##### Source text

Not really.  I just had this character in mind, a lovable charming and funny woman who could talk people into seeing things her way, even when her way is slightly over-the-top and outrageous.   

  1. You grew up for a time in the South, but ended up moving around a lot. Do you consider yourself a Southerner? 

Because we moved so often, I never feel like an insider, no matter where I live.   Technically, I’ve lived in the South long enough to say I belong, but I have a feeling a real southerner can count her grandaddy’s grandaddy’s people having come from the same place so far back there are quill marks naming the town in the family bible. 

  1. Would you ever create or sign a codicil like the one Penelope draws up for her husband? 

This is the sixty-four thousand dollar question.  What intrigues me about this codicil is it’s so wrong and yet, so right.  If you’re thinking about young children, who could you imagine to better protect them than your most trusted girlfriend?  And yet, how would I feel if my husband asked me to sign a similar document but where the committee was made up of his best friends?  Suddenly I can imagine feeling just the slightest bit uncomfortable.  Insulted even!   

  1. One of the driving issues of the novel is Tessa’s eating disorder. What kind of research did you do to understand this illness, and what would you like your readers to take from Tessa’s plight? 

I’ve known three teenage anorectics, all children of close friends.  One of those girls has grown up to earn a master’s degree in Nutrition from Tufts University.  She’s been extremely generous in sharing her story and her insights with me.  I also read scores of books and articles on eating disorders and consulted a psychologist friend at FSU when I had questions I couldn’t answer on my own.  What’s most important to understand is that anorexia is very complicated.  It’s not so simple as “thin people thinking they’re fat.”  There’s a whole system of cues and triggers that become obsessive and oppressive.  Clearly it has something to do with control, but it’s not easy to decipher or to treat. 

  1. Siobhan is one of the most complex characters in the book. What were your feelings for her as you were writing the book? Ultimately, how would you like your readers to judge Siobhan?

##########
##### Extracted information

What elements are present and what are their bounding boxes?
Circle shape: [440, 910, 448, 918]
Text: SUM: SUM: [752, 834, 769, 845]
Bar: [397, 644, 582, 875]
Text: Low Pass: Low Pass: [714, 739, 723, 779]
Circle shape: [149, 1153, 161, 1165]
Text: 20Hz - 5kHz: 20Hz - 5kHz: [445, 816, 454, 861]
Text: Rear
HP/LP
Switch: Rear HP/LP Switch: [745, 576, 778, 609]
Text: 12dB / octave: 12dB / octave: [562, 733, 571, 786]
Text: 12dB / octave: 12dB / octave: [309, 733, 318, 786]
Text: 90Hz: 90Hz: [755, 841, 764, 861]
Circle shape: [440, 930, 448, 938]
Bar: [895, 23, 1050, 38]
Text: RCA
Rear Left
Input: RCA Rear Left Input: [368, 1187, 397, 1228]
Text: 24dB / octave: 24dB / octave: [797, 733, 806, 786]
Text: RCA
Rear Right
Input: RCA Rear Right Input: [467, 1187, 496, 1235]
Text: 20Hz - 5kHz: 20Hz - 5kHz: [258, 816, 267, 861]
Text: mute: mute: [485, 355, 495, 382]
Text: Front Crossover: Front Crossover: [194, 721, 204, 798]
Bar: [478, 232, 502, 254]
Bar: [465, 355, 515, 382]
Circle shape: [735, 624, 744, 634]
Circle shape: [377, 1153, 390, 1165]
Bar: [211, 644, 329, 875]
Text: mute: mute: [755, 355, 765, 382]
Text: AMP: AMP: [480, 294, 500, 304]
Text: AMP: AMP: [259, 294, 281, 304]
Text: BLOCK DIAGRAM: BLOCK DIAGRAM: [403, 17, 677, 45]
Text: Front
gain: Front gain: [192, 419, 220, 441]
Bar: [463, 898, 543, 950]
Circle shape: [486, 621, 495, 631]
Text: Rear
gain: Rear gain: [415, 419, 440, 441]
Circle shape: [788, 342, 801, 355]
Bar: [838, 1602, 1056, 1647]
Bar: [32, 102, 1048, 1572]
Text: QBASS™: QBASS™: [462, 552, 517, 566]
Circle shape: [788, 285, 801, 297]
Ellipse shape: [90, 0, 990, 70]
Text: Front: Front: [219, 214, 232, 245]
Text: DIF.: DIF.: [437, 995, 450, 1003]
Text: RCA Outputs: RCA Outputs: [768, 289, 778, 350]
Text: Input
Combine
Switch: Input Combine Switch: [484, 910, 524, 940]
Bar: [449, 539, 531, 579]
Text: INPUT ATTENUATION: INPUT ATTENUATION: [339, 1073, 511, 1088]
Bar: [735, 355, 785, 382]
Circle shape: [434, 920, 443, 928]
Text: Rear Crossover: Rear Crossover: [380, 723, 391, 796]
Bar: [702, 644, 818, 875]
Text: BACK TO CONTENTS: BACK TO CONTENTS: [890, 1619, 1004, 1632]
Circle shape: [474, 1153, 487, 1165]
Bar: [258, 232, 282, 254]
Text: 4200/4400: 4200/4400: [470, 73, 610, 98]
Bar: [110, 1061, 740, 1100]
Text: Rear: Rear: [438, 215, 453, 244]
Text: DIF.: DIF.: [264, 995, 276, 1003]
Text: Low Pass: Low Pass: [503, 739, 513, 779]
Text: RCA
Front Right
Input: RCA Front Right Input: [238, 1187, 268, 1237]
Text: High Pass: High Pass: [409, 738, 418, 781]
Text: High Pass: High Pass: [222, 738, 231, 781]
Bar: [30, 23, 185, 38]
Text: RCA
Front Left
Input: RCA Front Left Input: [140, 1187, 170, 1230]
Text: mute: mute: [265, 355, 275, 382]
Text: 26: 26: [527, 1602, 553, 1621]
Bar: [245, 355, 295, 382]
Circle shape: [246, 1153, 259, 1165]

##########

▸ Your objective: Reproduce the passage of the interview excerpt that begins at the words "Not really.  I" and stops after the words "yourself a Southerner?". Rely solely on the interview excerpt.

▸ Solved exercise:
Not really.  I just had this character in mind, a lovable charming and funny woman who could talk people into seeing things her way, even when her way is slightly over-the-top and outrageous.   

  1. You grew up for a time in the South, but ended up moving around a lot. Do you consider yourself a Southerner?